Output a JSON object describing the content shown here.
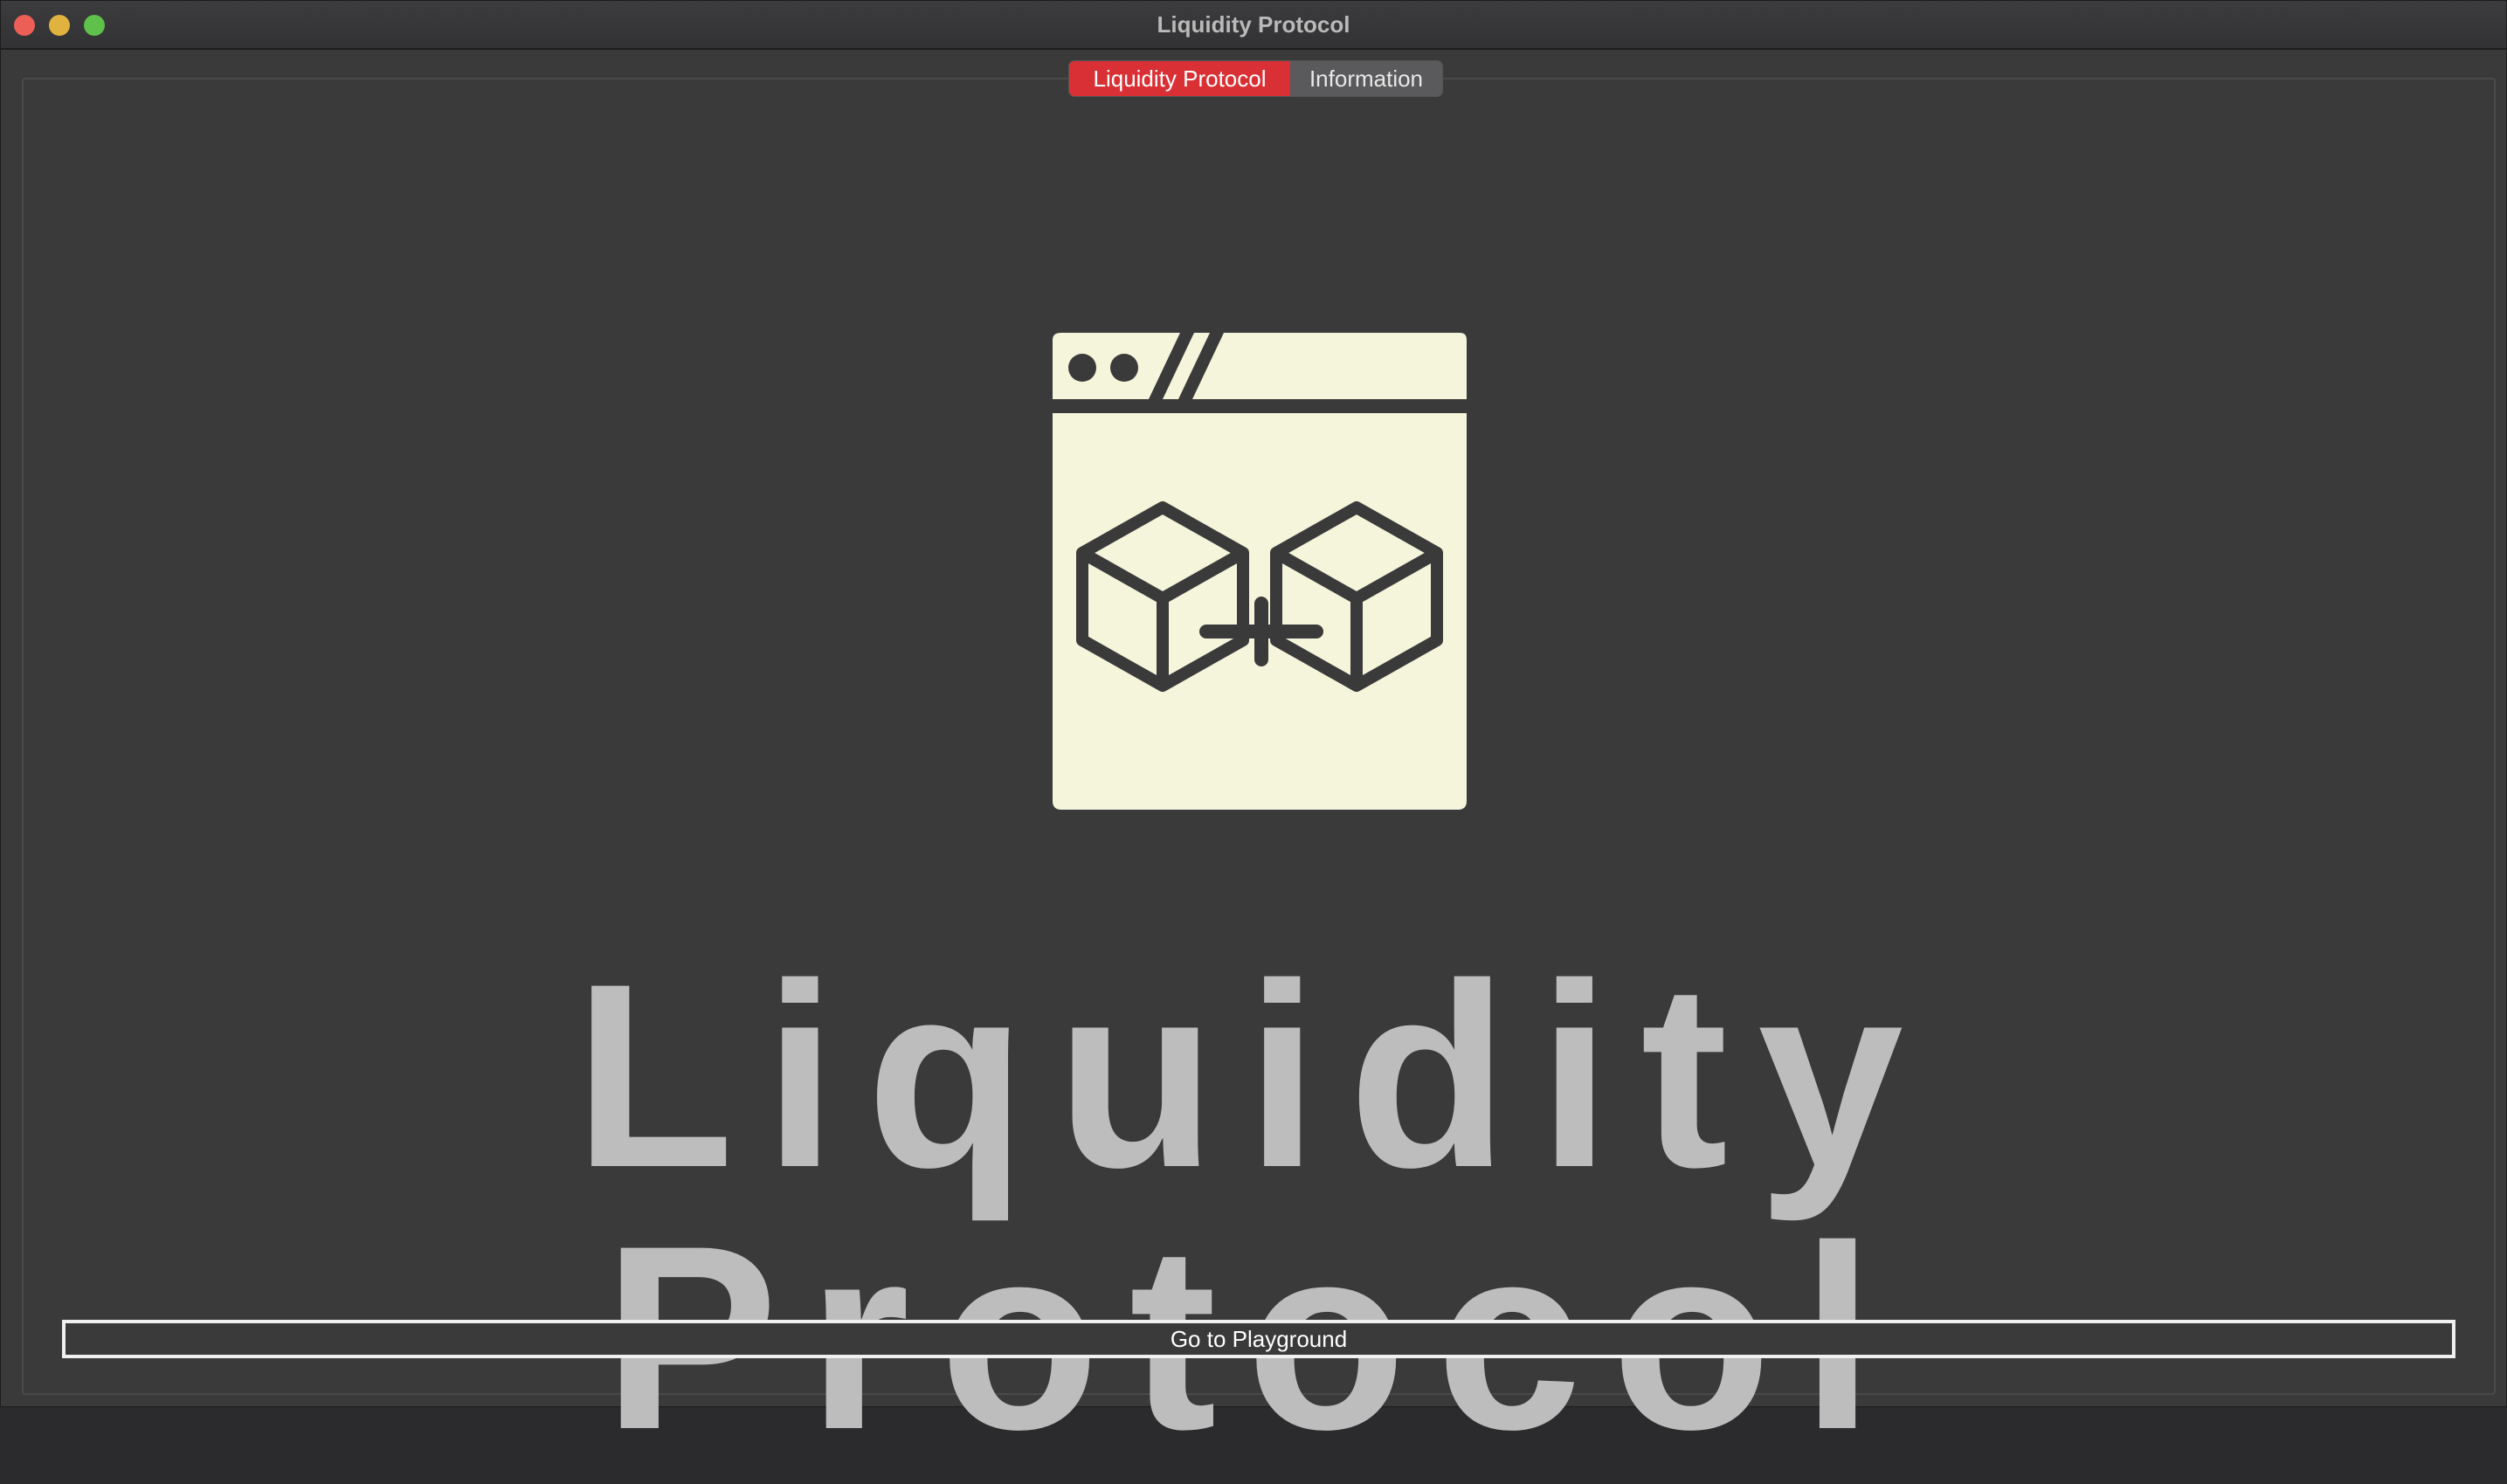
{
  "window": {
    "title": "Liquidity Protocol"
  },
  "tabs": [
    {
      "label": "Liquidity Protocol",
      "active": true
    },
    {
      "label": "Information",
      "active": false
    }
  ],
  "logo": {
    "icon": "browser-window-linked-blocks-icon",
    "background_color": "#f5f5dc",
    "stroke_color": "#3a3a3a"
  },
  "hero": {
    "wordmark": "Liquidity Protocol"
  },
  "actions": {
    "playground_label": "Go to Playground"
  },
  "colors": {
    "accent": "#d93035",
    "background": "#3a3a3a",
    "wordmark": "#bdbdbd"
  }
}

•••

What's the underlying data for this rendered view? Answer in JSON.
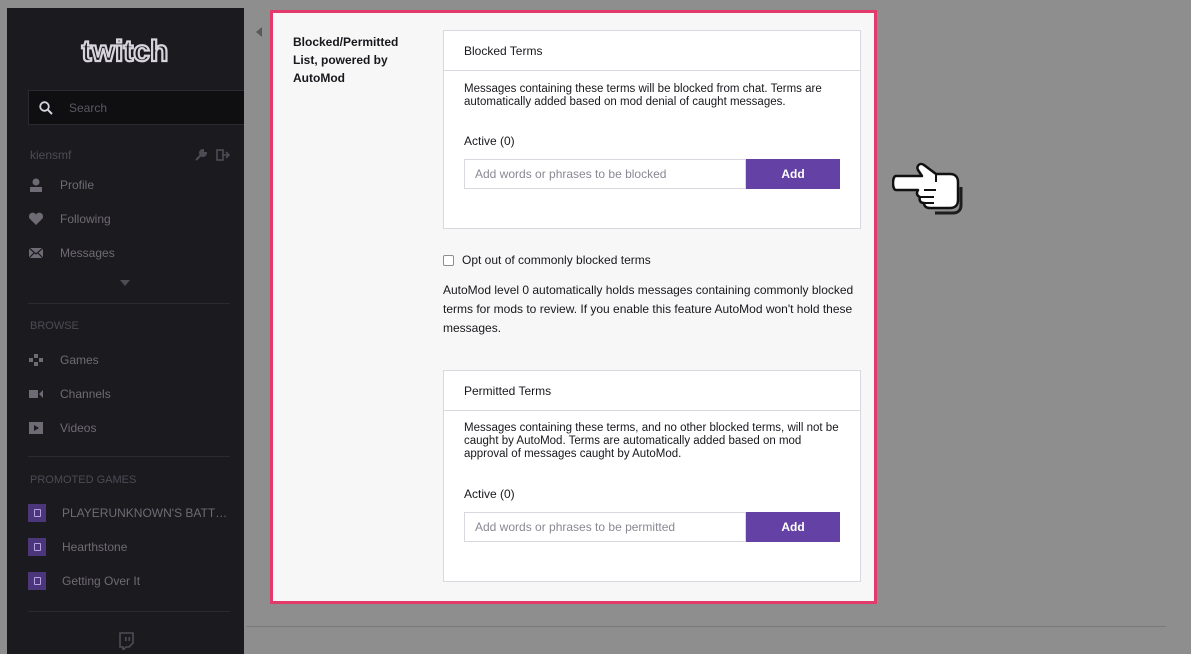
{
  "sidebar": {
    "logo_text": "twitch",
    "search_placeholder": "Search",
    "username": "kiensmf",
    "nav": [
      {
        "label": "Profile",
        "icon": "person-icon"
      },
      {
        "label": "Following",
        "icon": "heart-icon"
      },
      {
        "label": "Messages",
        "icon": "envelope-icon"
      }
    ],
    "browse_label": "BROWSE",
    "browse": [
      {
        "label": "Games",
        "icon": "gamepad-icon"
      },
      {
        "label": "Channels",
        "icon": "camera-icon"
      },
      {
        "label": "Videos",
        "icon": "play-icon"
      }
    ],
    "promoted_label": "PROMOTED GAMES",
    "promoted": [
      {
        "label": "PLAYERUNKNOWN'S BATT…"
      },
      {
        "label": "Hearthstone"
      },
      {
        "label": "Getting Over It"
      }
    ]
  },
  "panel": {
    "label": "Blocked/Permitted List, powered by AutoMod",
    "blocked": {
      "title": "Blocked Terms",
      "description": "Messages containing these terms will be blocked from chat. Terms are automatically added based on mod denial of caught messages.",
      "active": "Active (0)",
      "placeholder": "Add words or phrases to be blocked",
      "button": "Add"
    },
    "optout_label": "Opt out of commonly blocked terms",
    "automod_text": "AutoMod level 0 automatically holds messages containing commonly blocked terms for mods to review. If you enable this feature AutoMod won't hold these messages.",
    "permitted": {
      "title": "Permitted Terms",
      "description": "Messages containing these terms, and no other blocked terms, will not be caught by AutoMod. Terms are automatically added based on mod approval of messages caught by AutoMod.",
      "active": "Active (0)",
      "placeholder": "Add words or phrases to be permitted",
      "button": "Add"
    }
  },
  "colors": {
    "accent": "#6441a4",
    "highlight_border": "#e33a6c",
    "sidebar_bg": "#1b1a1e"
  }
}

•••

Check each line above for "active" and return the ones that have it.

* [FULL RESPONSE]:
      "active": true
      "active": false
      "active": "Active (0)",
      "active": "Active (0)",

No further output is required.